Supplied information
#####
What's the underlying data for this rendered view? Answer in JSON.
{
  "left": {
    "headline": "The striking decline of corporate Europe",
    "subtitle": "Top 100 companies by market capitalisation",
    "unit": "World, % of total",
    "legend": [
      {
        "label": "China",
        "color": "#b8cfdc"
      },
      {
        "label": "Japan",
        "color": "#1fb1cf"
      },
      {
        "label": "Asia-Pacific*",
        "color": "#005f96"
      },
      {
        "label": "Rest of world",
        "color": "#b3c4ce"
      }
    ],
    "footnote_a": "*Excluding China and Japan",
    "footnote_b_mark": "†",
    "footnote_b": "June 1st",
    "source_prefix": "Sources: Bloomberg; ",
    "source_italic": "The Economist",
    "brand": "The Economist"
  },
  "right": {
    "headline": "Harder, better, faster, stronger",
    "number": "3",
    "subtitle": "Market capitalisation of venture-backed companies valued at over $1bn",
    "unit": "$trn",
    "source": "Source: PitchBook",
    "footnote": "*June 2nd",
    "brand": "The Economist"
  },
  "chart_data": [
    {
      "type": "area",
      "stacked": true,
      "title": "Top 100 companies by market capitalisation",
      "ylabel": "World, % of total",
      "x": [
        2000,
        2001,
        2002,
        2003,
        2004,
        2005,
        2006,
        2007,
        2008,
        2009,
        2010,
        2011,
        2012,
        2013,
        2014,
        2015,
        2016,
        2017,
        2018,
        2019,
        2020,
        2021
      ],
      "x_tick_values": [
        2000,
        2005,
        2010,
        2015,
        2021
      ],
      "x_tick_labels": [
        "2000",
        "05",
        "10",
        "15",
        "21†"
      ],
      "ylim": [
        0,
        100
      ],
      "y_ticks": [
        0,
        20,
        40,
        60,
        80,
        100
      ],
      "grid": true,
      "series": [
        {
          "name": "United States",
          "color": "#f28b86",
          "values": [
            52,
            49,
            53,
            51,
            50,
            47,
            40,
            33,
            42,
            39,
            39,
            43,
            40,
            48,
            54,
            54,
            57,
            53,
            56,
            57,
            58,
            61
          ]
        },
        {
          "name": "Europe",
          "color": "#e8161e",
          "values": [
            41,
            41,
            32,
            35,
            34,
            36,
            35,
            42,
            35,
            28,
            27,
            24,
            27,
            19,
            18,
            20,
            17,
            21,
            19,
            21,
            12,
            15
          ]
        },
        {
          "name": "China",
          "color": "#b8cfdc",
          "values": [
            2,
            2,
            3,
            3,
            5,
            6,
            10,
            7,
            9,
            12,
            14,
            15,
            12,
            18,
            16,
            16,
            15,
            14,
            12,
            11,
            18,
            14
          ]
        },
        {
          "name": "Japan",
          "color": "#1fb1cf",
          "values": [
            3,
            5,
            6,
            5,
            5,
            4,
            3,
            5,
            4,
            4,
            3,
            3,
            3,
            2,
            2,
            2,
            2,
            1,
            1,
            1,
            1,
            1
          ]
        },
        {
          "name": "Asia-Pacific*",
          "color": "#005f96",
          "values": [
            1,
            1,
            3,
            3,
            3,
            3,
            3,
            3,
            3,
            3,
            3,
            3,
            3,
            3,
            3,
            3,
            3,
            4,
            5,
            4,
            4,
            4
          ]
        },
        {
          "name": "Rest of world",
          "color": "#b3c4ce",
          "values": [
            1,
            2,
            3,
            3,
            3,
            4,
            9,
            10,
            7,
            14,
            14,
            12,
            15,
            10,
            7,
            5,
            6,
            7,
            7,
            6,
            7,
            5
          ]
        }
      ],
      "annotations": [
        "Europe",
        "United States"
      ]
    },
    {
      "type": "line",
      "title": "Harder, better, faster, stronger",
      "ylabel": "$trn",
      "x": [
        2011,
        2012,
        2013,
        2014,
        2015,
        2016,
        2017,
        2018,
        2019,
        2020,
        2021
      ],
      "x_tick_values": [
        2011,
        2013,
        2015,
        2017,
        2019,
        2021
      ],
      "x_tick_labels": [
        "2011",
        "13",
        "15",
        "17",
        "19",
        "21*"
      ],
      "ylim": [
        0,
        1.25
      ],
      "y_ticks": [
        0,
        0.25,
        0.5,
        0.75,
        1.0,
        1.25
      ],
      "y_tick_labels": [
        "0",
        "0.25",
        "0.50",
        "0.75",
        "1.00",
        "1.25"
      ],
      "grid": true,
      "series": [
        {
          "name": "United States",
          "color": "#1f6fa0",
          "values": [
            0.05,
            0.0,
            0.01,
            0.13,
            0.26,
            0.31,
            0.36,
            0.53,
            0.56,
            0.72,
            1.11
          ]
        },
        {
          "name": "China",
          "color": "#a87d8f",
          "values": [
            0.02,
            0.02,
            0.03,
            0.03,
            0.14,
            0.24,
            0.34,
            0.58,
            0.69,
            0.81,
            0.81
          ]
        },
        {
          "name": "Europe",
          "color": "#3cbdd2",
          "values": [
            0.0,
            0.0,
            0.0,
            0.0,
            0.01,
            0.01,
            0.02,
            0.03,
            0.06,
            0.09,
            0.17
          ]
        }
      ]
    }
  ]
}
#####
Identify the lines above with the word "Japan". Copy them.

Response
        "label": "Japan",
    "footnote_a": "*Excluding China and Japan",
          "name": "Japan",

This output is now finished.